▸ **EXERCISE BRIEF**:
Scan the entries below and extract each line with the word "Precipitation" in it.

Begin DATA EXTRACT

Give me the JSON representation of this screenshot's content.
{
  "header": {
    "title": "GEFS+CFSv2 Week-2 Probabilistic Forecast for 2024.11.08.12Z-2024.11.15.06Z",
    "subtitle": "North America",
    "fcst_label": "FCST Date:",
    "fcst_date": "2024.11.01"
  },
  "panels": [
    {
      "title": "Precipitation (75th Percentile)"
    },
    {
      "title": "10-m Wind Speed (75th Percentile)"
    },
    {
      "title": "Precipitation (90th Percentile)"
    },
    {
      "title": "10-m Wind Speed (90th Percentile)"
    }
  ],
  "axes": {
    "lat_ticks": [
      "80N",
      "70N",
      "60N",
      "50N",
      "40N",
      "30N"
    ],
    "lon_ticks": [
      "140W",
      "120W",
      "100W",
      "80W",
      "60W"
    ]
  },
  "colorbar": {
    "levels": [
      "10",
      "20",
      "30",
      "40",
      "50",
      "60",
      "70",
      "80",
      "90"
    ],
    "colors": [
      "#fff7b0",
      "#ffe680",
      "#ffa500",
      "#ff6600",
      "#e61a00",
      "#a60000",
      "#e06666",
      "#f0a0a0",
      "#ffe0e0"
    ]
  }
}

End DATA EXTRACT

▸ **TASK RESULT**:
      "title": "Precipitation (75th Percentile)"
      "title": "Precipitation (90th Percentile)"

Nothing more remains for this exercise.